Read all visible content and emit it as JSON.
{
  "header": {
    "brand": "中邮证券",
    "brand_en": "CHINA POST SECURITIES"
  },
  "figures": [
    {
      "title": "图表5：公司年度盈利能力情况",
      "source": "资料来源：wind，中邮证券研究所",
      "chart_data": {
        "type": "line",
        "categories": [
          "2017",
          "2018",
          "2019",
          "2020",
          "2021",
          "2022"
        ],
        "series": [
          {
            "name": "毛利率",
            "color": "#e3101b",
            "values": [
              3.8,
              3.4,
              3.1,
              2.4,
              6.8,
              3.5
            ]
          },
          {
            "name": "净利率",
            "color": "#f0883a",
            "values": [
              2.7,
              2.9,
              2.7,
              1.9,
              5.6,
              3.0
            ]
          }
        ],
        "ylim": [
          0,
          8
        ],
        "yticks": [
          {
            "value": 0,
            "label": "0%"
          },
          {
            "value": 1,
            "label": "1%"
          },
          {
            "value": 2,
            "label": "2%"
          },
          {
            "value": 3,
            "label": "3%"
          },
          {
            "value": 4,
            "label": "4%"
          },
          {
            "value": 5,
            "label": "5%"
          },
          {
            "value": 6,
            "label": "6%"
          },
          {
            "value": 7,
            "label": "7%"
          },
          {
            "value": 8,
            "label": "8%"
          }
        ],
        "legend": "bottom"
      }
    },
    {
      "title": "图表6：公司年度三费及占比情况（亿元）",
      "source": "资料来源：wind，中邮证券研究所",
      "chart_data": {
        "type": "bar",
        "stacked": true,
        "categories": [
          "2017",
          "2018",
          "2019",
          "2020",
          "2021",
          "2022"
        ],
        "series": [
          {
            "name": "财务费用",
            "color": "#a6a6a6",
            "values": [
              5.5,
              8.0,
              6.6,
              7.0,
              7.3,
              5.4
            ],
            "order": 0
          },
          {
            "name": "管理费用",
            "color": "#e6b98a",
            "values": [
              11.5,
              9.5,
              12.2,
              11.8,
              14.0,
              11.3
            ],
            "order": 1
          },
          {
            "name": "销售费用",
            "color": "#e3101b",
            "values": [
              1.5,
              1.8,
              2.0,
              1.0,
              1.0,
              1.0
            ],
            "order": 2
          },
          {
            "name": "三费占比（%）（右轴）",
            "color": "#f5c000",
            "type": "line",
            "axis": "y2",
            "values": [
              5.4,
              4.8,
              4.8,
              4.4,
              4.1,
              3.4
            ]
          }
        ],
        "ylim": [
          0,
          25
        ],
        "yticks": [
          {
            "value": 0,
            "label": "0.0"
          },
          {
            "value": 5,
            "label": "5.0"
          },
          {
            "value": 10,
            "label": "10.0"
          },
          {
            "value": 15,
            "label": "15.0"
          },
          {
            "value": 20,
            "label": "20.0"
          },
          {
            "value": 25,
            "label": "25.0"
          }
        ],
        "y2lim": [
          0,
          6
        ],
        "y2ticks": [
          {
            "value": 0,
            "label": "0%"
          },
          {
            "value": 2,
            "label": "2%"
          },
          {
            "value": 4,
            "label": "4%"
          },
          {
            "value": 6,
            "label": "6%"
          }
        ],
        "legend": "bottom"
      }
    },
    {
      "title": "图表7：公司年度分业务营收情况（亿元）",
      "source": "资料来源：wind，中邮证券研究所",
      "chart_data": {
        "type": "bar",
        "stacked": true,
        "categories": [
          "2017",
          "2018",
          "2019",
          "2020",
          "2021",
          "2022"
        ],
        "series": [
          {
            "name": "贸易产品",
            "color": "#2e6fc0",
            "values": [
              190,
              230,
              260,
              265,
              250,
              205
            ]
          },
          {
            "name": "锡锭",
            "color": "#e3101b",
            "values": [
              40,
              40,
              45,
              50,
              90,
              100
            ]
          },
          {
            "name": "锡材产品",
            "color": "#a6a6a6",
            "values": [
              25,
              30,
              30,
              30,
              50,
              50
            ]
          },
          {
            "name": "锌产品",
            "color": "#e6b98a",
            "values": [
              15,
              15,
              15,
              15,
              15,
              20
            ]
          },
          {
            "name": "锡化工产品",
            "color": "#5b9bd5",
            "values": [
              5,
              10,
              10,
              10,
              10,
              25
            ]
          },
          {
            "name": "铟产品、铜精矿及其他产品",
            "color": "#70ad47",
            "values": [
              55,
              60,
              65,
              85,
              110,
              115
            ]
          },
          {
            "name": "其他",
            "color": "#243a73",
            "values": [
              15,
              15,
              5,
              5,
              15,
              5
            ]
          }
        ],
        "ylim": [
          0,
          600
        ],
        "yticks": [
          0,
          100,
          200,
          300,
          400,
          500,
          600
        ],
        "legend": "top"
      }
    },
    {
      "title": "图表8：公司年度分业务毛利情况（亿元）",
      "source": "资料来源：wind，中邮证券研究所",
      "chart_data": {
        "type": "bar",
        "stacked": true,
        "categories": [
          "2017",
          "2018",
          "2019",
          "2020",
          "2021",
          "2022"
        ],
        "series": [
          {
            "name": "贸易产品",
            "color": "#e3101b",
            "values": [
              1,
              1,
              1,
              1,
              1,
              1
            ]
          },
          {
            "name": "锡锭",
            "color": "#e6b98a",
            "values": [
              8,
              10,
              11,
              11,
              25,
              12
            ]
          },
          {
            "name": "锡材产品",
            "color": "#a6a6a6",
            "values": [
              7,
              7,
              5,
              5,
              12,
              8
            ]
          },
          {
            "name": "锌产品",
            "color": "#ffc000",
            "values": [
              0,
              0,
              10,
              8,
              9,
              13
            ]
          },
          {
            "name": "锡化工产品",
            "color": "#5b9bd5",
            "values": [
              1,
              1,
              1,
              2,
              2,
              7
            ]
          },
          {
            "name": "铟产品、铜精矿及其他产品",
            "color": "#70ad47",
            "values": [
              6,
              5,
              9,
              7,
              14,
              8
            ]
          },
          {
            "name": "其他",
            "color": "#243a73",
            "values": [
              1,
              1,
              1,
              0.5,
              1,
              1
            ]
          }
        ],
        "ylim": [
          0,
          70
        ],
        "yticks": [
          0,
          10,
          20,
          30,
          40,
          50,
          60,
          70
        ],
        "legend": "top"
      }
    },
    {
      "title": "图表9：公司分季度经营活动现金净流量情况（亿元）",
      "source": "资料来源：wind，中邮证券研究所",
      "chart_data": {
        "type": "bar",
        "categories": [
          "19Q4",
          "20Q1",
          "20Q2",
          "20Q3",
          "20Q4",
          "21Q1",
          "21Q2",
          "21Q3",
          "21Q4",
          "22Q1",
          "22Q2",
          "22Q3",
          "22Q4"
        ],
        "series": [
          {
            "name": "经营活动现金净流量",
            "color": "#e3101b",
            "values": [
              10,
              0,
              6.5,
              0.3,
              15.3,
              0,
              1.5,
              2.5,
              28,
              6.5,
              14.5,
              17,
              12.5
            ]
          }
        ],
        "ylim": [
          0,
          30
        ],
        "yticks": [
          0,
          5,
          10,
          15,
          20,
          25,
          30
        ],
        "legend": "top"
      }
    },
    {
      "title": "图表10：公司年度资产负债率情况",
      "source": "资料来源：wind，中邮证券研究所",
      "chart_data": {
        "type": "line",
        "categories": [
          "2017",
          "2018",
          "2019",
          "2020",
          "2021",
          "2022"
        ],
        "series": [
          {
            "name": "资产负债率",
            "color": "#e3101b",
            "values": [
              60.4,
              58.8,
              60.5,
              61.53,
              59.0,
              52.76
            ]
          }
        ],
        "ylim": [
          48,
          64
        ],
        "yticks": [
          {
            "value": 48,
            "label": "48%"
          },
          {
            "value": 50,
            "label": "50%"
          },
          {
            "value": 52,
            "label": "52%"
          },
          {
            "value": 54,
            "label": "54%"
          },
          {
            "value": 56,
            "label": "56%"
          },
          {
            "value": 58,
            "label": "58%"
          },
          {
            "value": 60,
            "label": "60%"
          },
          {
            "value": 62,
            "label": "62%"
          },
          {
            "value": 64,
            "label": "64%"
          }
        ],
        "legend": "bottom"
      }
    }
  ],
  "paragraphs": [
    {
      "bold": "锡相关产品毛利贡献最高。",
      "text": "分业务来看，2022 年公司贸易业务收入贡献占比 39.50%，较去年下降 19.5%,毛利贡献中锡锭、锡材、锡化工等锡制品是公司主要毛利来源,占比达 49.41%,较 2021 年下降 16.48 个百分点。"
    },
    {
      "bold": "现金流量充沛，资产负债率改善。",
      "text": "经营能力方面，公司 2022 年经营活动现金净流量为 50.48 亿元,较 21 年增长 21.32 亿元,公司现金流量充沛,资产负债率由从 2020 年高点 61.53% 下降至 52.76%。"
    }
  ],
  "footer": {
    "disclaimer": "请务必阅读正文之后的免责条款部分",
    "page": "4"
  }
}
========
**SET TASK**
Give the number of lines above that hold the word "bold", and nothing more.

**ANSWER TO THE EXERCISE**
2